Given exercise » Check every line in the records below for the word "equations" and report how many have it, nothing more.

Input rows »
+-------+

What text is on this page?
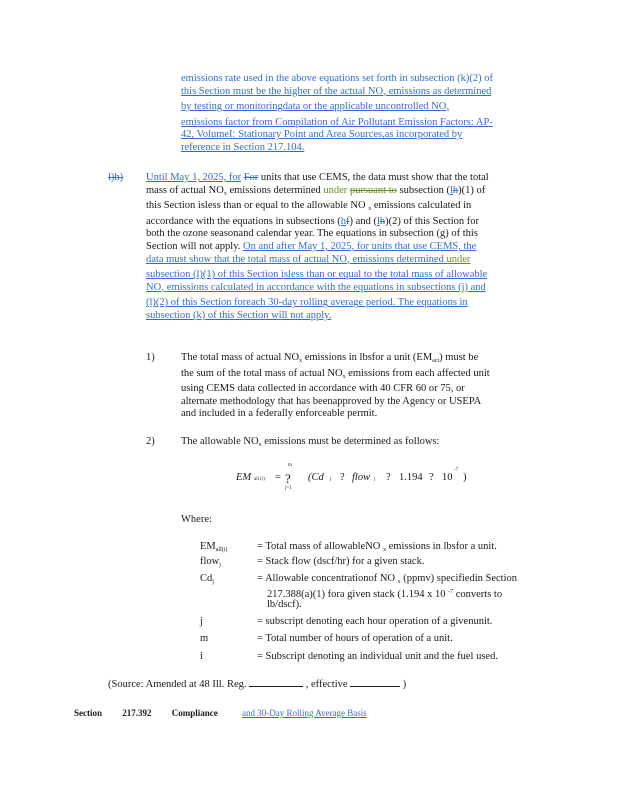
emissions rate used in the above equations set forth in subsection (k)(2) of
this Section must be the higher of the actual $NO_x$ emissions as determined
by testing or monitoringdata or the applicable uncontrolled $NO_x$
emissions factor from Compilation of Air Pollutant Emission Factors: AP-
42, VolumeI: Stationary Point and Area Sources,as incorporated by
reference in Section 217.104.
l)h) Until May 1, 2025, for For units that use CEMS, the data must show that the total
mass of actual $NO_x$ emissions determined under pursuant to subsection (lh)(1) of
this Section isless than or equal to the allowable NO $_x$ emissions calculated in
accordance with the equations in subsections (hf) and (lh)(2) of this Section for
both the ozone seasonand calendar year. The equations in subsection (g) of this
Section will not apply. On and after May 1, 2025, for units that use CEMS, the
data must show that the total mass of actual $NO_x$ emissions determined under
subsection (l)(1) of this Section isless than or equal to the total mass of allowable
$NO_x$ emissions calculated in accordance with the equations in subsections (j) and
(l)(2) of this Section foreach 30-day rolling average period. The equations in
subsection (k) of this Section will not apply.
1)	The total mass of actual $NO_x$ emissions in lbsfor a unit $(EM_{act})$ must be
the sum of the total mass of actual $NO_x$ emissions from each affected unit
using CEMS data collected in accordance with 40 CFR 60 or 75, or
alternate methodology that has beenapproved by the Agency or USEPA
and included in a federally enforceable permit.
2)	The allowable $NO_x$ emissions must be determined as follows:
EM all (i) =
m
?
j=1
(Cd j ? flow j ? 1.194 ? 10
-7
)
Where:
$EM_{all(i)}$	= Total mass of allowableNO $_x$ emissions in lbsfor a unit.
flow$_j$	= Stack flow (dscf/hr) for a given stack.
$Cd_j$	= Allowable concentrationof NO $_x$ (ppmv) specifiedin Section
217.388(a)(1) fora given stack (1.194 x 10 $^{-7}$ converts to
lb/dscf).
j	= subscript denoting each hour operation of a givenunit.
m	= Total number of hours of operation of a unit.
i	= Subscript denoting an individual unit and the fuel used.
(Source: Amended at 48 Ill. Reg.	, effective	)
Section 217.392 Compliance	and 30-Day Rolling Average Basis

+-------+

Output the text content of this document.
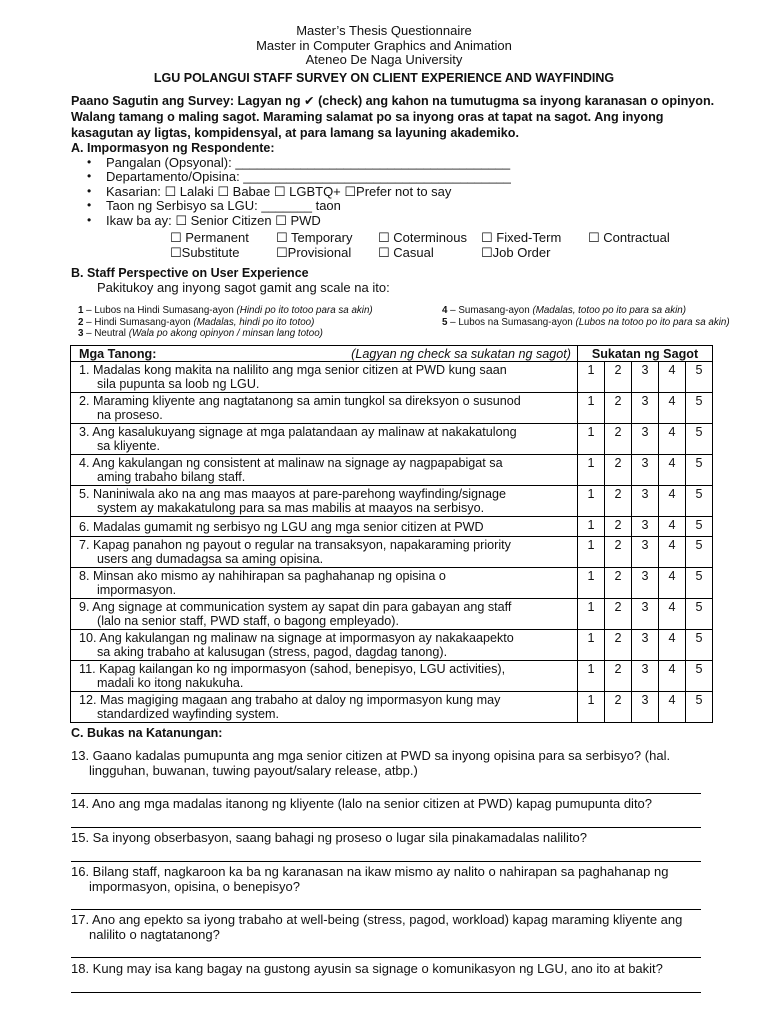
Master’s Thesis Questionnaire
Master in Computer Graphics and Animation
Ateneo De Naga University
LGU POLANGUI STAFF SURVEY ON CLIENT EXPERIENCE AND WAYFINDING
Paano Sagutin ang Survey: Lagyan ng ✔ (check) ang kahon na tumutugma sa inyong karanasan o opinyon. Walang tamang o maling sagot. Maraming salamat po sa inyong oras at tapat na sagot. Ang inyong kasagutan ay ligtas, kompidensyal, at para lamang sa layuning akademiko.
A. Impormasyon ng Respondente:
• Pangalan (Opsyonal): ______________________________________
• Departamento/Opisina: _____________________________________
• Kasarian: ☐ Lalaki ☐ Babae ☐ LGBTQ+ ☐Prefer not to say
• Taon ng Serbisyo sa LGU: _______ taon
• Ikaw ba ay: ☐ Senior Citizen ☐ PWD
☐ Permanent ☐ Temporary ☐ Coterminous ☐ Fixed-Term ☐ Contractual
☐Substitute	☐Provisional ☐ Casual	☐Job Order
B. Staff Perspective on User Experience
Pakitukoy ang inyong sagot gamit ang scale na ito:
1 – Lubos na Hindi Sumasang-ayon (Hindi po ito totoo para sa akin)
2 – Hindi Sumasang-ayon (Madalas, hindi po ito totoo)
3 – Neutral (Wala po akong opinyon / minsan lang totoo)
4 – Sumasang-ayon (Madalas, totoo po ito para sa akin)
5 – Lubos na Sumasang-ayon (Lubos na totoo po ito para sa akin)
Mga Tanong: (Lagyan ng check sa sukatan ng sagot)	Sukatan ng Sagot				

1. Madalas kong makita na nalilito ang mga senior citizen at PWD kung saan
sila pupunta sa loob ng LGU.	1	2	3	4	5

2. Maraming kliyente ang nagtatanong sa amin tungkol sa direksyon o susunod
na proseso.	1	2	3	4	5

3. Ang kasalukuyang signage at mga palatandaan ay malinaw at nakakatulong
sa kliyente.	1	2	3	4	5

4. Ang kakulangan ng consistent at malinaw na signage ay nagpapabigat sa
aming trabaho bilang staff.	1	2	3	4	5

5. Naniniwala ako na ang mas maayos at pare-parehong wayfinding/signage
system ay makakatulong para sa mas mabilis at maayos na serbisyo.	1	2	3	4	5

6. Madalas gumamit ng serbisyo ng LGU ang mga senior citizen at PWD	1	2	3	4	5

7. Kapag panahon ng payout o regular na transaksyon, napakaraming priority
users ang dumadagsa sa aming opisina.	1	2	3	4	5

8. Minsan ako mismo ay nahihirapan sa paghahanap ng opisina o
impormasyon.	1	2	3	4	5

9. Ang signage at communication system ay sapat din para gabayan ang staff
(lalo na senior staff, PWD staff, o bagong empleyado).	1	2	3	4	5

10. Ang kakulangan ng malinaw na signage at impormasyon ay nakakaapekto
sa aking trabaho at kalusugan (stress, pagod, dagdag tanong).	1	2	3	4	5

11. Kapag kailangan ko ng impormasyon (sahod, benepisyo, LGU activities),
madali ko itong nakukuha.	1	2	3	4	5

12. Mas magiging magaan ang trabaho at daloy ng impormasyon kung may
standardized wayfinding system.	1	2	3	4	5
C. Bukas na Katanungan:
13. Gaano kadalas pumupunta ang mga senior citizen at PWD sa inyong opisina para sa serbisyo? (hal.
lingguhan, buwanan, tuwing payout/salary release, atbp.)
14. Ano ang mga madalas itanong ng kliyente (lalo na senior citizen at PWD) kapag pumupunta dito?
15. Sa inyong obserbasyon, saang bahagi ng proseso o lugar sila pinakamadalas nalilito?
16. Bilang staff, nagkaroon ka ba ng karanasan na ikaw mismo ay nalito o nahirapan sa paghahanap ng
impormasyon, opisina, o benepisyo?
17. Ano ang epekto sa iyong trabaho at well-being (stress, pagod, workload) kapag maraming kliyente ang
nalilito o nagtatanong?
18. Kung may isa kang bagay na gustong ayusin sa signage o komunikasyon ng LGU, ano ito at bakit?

+-------+

Solved problem » 5